> [WORK TO BE COMPLETED] Every record should be written out exactly, please.

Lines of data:

───

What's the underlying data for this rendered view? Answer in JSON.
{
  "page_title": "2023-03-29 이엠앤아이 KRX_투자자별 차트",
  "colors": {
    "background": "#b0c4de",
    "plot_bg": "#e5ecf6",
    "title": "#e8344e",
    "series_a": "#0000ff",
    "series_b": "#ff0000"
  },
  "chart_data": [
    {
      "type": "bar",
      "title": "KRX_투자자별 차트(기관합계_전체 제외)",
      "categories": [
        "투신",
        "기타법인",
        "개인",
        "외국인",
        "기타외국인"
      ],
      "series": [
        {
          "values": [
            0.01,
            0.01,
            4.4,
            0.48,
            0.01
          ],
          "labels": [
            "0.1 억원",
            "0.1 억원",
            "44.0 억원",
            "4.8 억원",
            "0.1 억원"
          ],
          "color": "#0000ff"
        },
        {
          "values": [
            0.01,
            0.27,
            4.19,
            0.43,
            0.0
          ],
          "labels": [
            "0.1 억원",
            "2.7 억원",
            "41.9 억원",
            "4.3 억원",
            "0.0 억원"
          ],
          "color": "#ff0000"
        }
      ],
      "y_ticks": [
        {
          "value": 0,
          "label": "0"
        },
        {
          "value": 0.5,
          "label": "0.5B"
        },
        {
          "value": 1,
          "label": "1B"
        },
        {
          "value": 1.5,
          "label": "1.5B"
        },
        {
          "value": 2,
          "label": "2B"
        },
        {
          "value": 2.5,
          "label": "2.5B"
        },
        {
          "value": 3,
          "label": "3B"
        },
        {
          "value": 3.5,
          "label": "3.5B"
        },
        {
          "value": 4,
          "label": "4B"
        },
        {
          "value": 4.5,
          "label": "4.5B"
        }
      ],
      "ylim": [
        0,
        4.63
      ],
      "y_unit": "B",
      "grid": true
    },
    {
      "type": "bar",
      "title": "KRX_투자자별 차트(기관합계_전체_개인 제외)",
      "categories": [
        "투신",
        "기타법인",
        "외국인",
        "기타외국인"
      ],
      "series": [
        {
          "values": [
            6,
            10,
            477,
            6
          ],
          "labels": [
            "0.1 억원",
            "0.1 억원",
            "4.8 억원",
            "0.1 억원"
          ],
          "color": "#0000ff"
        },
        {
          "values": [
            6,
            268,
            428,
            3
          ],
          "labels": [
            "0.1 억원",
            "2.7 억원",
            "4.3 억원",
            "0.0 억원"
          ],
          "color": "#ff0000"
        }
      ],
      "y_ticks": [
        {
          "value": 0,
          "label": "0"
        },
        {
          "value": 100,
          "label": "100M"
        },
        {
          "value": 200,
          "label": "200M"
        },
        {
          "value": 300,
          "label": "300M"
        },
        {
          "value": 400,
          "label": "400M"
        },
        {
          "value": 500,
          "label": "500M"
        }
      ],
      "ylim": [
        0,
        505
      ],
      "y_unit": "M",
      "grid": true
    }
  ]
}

───

> [EXPECTED ANSWER]
What's the underlying data for this rendered view? Answer in JSON.
{
  "page_title": "2023-03-29 이엠앤아이 KRX_투자자별 차트",
  "colors": {
    "background": "#b0c4de",
    "plot_bg": "#e5ecf6",
    "title": "#e8344e",
    "series_a": "#0000ff",
    "series_b": "#ff0000"
  },
  "chart_data": [
    {
      "type": "bar",
      "title": "KRX_투자자별 차트(기관합계_전체 제외)",
      "categories": [
        "투신",
        "기타법인",
        "개인",
        "외국인",
        "기타외국인"
      ],
      "series": [
        {
          "values": [
            0.01,
            0.01,
            4.4,
            0.48,
            0.01
          ],
          "labels": [
            "0.1 억원",
            "0.1 억원",
            "44.0 억원",
            "4.8 억원",
            "0.1 억원"
          ],
          "color": "#0000ff"
        },
        {
          "values": [
            0.01,
            0.27,
            4.19,
            0.43,
            0.0
          ],
          "labels": [
            "0.1 억원",
            "2.7 억원",
            "41.9 억원",
            "4.3 억원",
            "0.0 억원"
          ],
          "color": "#ff0000"
        }
      ],
      "y_ticks": [
        {
          "value": 0,
          "label": "0"
        },
        {
          "value": 0.5,
          "label": "0.5B"
        },
        {
          "value": 1,
          "label": "1B"
        },
        {
          "value": 1.5,
          "label": "1.5B"
        },
        {
          "value": 2,
          "label": "2B"
        },
        {
          "value": 2.5,
          "label": "2.5B"
        },
        {
          "value": 3,
          "label": "3B"
        },
        {
          "value": 3.5,
          "label": "3.5B"
        },
        {
          "value": 4,
          "label": "4B"
        },
        {
          "value": 4.5,
          "label": "4.5B"
        }
      ],
      "ylim": [
        0,
        4.63
      ],
      "y_unit": "B",
      "grid": true
    },
    {
      "type": "bar",
      "title": "KRX_투자자별 차트(기관합계_전체_개인 제외)",
      "categories": [
        "투신",
        "기타법인",
        "외국인",
        "기타외국인"
      ],
      "series": [
        {
          "values": [
            6,
            10,
            477,
            6
          ],
          "labels": [
            "0.1 억원",
            "0.1 억원",
            "4.8 억원",
            "0.1 억원"
          ],
          "color": "#0000ff"
        },
        {
          "values": [
            6,
            268,
            428,
            3
          ],
          "labels": [
            "0.1 억원",
            "2.7 억원",
            "4.3 억원",
            "0.0 억원"
          ],
          "color": "#ff0000"
        }
      ],
      "y_ticks": [
        {
          "value": 0,
          "label": "0"
        },
        {
          "value": 100,
          "label": "100M"
        },
        {
          "value": 200,
          "label": "200M"
        },
        {
          "value": 300,
          "label": "300M"
        },
        {
          "value": 400,
          "label": "400M"
        },
        {
          "value": 500,
          "label": "500M"
        }
      ],
      "ylim": [
        0,
        505
      ],
      "y_unit": "M",
      "grid": true
    }
  ]
}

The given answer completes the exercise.